- [THE PROBLEM] Write out the material below again with every "precip-bar" replaced by "precipitation-bar" and nothing else changed. Omit the pictures.

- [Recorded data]
-------------------------
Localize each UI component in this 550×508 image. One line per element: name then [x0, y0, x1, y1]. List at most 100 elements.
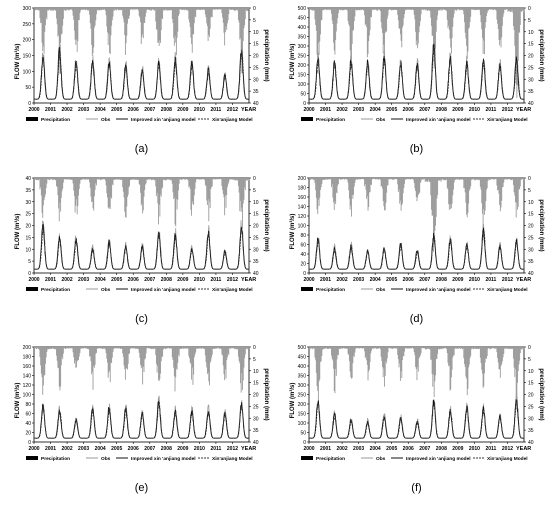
precip-bar	[216, 347, 218, 349]
precip-bar	[462, 347, 464, 349]
precip-bar	[76, 347, 77, 368]
precip-bar	[144, 8, 146, 17]
precip-bar	[410, 178, 412, 180]
y2-tick-label: 40	[253, 440, 259, 446]
precip-bar	[42, 347, 44, 386]
precip-bar	[357, 178, 359, 180]
precip-bar	[130, 178, 132, 180]
precip-bar	[434, 178, 436, 231]
precip-bar	[496, 347, 498, 353]
precip-bar	[67, 178, 69, 180]
precip-bar	[168, 8, 170, 11]
precip-bar	[384, 8, 386, 33]
precip-bar	[176, 347, 178, 370]
precip-bar	[372, 8, 374, 10]
precip-bar	[108, 8, 110, 34]
precip-bar	[451, 347, 453, 370]
precip-bar	[415, 347, 417, 369]
precip-bar	[179, 8, 181, 10]
precip-bar	[456, 8, 458, 11]
precip-bar	[422, 178, 424, 180]
precip-bar	[355, 347, 357, 349]
precip-bar	[490, 178, 492, 180]
precip-bar	[387, 347, 389, 353]
improved-model-series-line	[34, 401, 249, 439]
precip-bar	[394, 347, 396, 349]
precip-bar	[451, 178, 453, 204]
precip-bar	[220, 8, 222, 10]
precip-bar	[386, 178, 388, 186]
precip-bar	[186, 178, 188, 180]
x-tick-label: 2000	[28, 107, 39, 113]
precip-bar	[515, 8, 516, 72]
precip-bar	[485, 8, 487, 23]
precip-bar	[395, 178, 397, 180]
precip-bar	[129, 8, 130, 16]
precip-bar	[319, 178, 321, 198]
precip-bar	[246, 347, 248, 349]
precip-bar	[127, 347, 128, 370]
x-tick-label: 2000	[303, 277, 314, 283]
precip-bar	[76, 178, 78, 215]
precip-bar	[403, 178, 405, 189]
precip-bar	[155, 347, 157, 356]
precip-bar	[136, 347, 138, 349]
precip-bar	[175, 178, 177, 199]
precip-bar	[103, 178, 105, 180]
precip-bar	[204, 178, 206, 181]
precip-bar	[335, 178, 337, 193]
precip-bar	[449, 8, 451, 39]
legend-swatch-precipitation	[26, 287, 38, 291]
precip-bar	[330, 347, 332, 350]
x-tick-label: 2004	[95, 277, 106, 283]
precip-bar	[120, 347, 122, 349]
precip-bar	[164, 8, 166, 11]
precip-bar	[471, 178, 473, 180]
y2-tick-label: 40	[528, 440, 534, 446]
precip-bar	[122, 178, 124, 188]
precip-bar	[389, 347, 391, 349]
precip-bar	[491, 178, 493, 180]
precip-bar	[129, 178, 131, 181]
precip-bar	[395, 347, 397, 349]
precip-bar	[518, 347, 520, 365]
precip-bar	[237, 8, 239, 11]
precip-bar	[468, 178, 470, 191]
precip-bar	[370, 347, 372, 354]
precip-bar	[366, 178, 368, 199]
precip-bar	[410, 8, 412, 10]
precip-bar	[223, 347, 225, 375]
precip-bar	[365, 178, 367, 190]
precip-bar	[218, 178, 220, 180]
precip-bar	[470, 178, 472, 187]
y-tick-label: 100	[23, 393, 32, 399]
precip-bar	[315, 178, 317, 198]
precip-bar	[393, 347, 394, 349]
precip-bar	[242, 178, 244, 229]
precip-bar	[329, 178, 331, 180]
precip-bar	[313, 347, 315, 349]
precip-bar	[211, 347, 212, 358]
precip-bar	[453, 8, 455, 14]
precip-bar	[189, 8, 190, 23]
precip-bar	[321, 178, 323, 184]
precip-bar	[152, 8, 154, 10]
precip-bar	[49, 178, 51, 180]
precip-bar	[112, 178, 114, 186]
legend-label-xaj: Xin'anjiang Model	[212, 287, 253, 293]
precip-bar	[119, 178, 121, 180]
precip-bar	[181, 8, 183, 10]
y-tick-label: 15	[25, 235, 31, 241]
precip-bar	[247, 347, 249, 350]
precip-bar	[208, 347, 210, 382]
precip-bar	[340, 8, 342, 10]
precip-bar	[441, 347, 443, 350]
precip-bar	[419, 178, 421, 193]
precip-bar	[466, 178, 468, 218]
precip-bar	[324, 178, 326, 181]
precip-bar	[117, 8, 119, 10]
precip-bar	[81, 8, 83, 10]
precip-bar	[368, 347, 370, 372]
precip-bar	[426, 347, 428, 349]
precip-bar	[138, 8, 139, 11]
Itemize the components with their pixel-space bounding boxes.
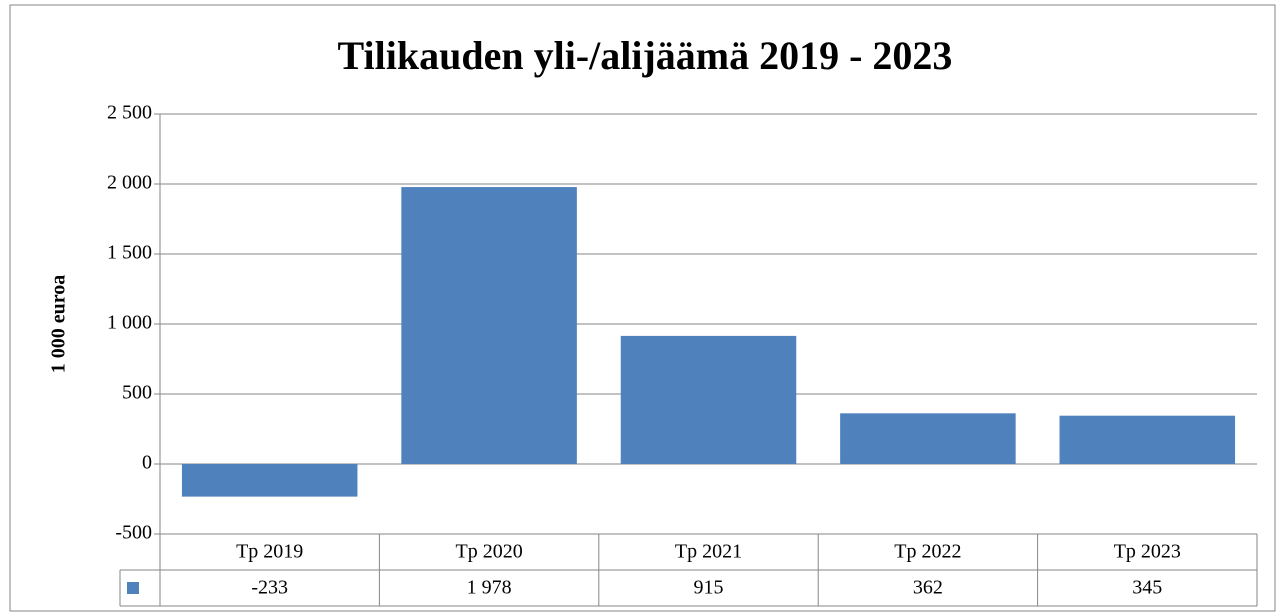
chart-title: Tilikauden yli-/alijäämä 2019 - 2023 [338,33,953,78]
y-axis-label: 1 000 euroa [48,275,70,374]
y-tick-label: 1 000 [107,312,152,334]
y-tick-label: -500 [115,522,152,544]
x-tick-label: Tp 2019 [236,541,303,563]
bar [840,413,1016,464]
y-tick-label: 2 000 [107,172,152,194]
y-tick-label: 500 [122,382,152,404]
table-value: -233 [251,577,288,599]
chart-frame [9,4,1276,612]
x-tick-label: Tp 2021 [675,541,742,563]
bar [401,187,577,464]
table-value: 362 [913,577,943,599]
legend-key [127,582,139,594]
bar [620,335,797,464]
table-value: 915 [694,577,724,599]
x-tick-label: Tp 2020 [455,541,522,563]
x-tick-label: Tp 2022 [894,541,961,563]
y-tick-label: 1 500 [107,242,152,264]
bar [181,464,358,497]
table-value: 345 [1132,577,1162,599]
bar [1059,415,1236,464]
y-tick-label: 0 [142,452,152,474]
y-tick-label: 2 500 [107,102,152,124]
table-value: 1 978 [467,577,512,599]
x-tick-label: Tp 2023 [1114,541,1181,563]
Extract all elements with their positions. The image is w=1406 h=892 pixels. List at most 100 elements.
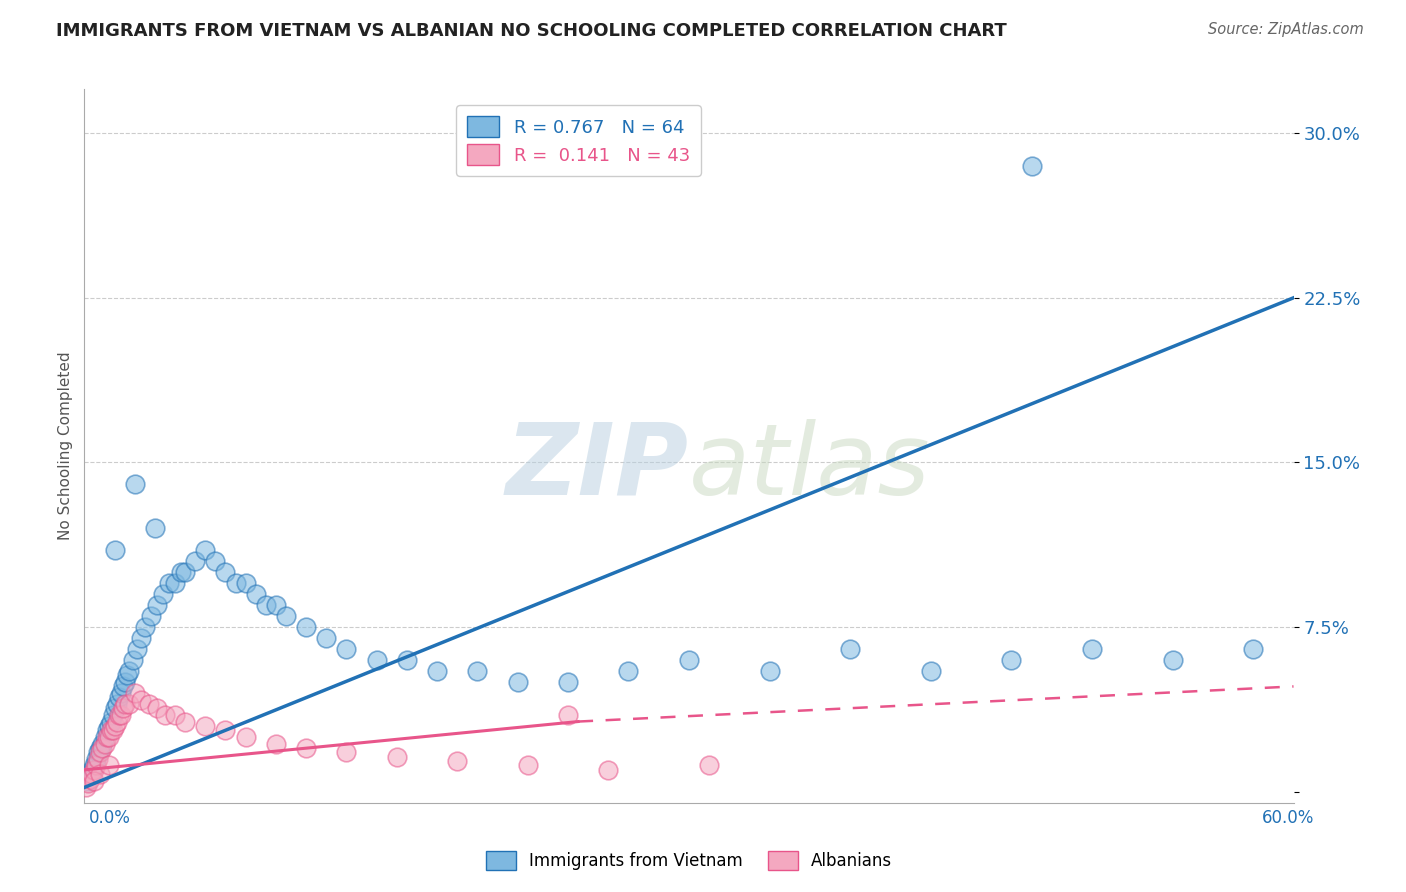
-------------------------
- [TASK RESULT]
Localize each UI component in this 550×508 image. One line per element: name then [x0, y0, x1, y1]. List at most 100 elements.
precipitation-bar	[216, 347, 218, 349]
precipitation-bar	[462, 347, 464, 349]
precipitation-bar	[76, 347, 77, 368]
precipitation-bar	[144, 8, 146, 17]
precipitation-bar	[410, 178, 412, 180]
y2-tick-label: 40	[253, 440, 259, 446]
precipitation-bar	[42, 347, 44, 386]
precipitation-bar	[357, 178, 359, 180]
precipitation-bar	[130, 178, 132, 180]
precipitation-bar	[434, 178, 436, 231]
precipitation-bar	[496, 347, 498, 353]
precipitation-bar	[67, 178, 69, 180]
precipitation-bar	[168, 8, 170, 11]
precipitation-bar	[384, 8, 386, 33]
precipitation-bar	[176, 347, 178, 370]
precipitation-bar	[372, 8, 374, 10]
precipitation-bar	[108, 8, 110, 34]
precipitation-bar	[451, 347, 453, 370]
precipitation-bar	[415, 347, 417, 369]
precipitation-bar	[179, 8, 181, 10]
precipitation-bar	[456, 8, 458, 11]
precipitation-bar	[422, 178, 424, 180]
precipitation-bar	[355, 347, 357, 349]
precipitation-bar	[490, 178, 492, 180]
precipitation-bar	[387, 347, 389, 353]
improved-model-series-line	[34, 401, 249, 439]
precipitation-bar	[394, 347, 396, 349]
precipitation-bar	[451, 178, 453, 204]
precipitation-bar	[220, 8, 222, 10]
precipitation-bar	[386, 178, 388, 186]
precipitation-bar	[186, 178, 188, 180]
x-tick-label: 2000	[28, 107, 39, 113]
precipitation-bar	[515, 8, 516, 72]
precipitation-bar	[485, 8, 487, 23]
precipitation-bar	[395, 178, 397, 180]
precipitation-bar	[129, 8, 130, 16]
precipitation-bar	[319, 178, 321, 198]
precipitation-bar	[246, 347, 248, 349]
precipitation-bar	[127, 347, 128, 370]
x-tick-label: 2000	[303, 277, 314, 283]
precipitation-bar	[76, 178, 78, 215]
precipitation-bar	[403, 178, 405, 189]
precipitation-bar	[155, 347, 157, 356]
precipitation-bar	[136, 347, 138, 349]
precipitation-bar	[175, 178, 177, 199]
precipitation-bar	[103, 178, 105, 180]
precipitation-bar	[204, 178, 206, 181]
precipitation-bar	[335, 178, 337, 193]
precipitation-bar	[449, 8, 451, 39]
legend-swatch-precipitation	[26, 287, 38, 291]
precipitation-bar	[330, 347, 332, 350]
x-tick-label: 2004	[95, 277, 106, 283]
precipitation-bar	[120, 347, 122, 349]
precipitation-bar	[164, 8, 166, 11]
precipitation-bar	[471, 178, 473, 180]
y2-tick-label: 40	[528, 440, 534, 446]
precipitation-bar	[122, 178, 124, 188]
precipitation-bar	[389, 347, 391, 349]
precipitation-bar	[491, 178, 493, 180]
precipitation-bar	[129, 178, 131, 181]
precipitation-bar	[395, 347, 397, 349]
precipitation-bar	[518, 347, 520, 365]
precipitation-bar	[237, 8, 239, 11]
precipitation-bar	[468, 178, 470, 191]
precipitation-bar	[370, 347, 372, 354]
precipitation-bar	[366, 178, 368, 199]
precipitation-bar	[410, 8, 412, 10]
precipitation-bar	[223, 347, 225, 375]
precipitation-bar	[365, 178, 367, 190]
precipitation-bar	[218, 178, 220, 180]
precipitation-bar	[470, 178, 472, 187]
y-tick-label: 100	[23, 393, 32, 399]
precipitation-bar	[315, 178, 317, 198]
precipitation-bar	[393, 347, 394, 349]
precipitation-bar	[242, 178, 244, 229]
precipitation-bar	[329, 178, 331, 180]
precipitation-bar	[313, 347, 315, 349]
precipitation-bar	[211, 347, 212, 358]
precipitation-bar	[453, 8, 455, 14]
precipitation-bar	[189, 8, 190, 23]
precipitation-bar	[321, 178, 323, 184]
precipitation-bar	[152, 8, 154, 10]
precipitation-bar	[49, 178, 51, 180]
precipitation-bar	[112, 178, 114, 186]
legend-label-xaj: Xin'anjiang Model	[212, 287, 253, 293]
precipitation-bar	[119, 178, 121, 180]
precipitation-bar	[181, 8, 183, 10]
y-tick-label: 15	[25, 235, 31, 241]
precipitation-bar	[247, 347, 249, 350]
precipitation-bar	[208, 347, 210, 382]
precipitation-bar	[340, 8, 342, 10]
precipitation-bar	[441, 347, 443, 350]
precipitation-bar	[419, 178, 421, 193]
precipitation-bar	[466, 178, 468, 218]
precipitation-bar	[324, 178, 326, 181]
precipitation-bar	[117, 8, 119, 10]
precipitation-bar	[81, 8, 83, 10]
precipitation-bar	[368, 347, 370, 372]
precipitation-bar	[426, 347, 428, 349]
precipitation-bar	[138, 8, 139, 11]
Itemize the components with their pixel-space bounding boxes.
chart-title: Tilikauden yli-/alijäämä 2019 - 2023 [338,33,953,78]
y-axis-label: 1 000 euroa [48,275,70,374]
y-tick-label: 1 000 [107,312,152,334]
y-tick-label: -500 [115,522,152,544]
x-tick-label: Tp 2019 [236,541,303,563]
bar [840,413,1016,464]
y-tick-label: 2 000 [107,172,152,194]
y-tick-label: 500 [122,382,152,404]
table-value: -233 [251,577,288,599]
chart-frame [9,4,1276,612]
x-tick-label: Tp 2021 [675,541,742,563]
bar [401,187,577,464]
table-value: 362 [913,577,943,599]
legend-key [127,582,139,594]
bar [620,335,797,464]
table-value: 915 [694,577,724,599]
x-tick-label: Tp 2020 [455,541,522,563]
x-tick-label: Tp 2022 [894,541,961,563]
y-tick-label: 1 500 [107,242,152,264]
bar [181,464,358,497]
table-value: 345 [1132,577,1162,599]
bar [1059,415,1236,464]
y-tick-label: 0 [142,452,152,474]
y-tick-label: 2 500 [107,102,152,124]
table-value: 1 978 [467,577,512,599]
x-tick-label: Tp 2023 [1114,541,1181,563]
Extract all elements with their positions. The image is w=1406 h=892 pixels. List at most 100 elements.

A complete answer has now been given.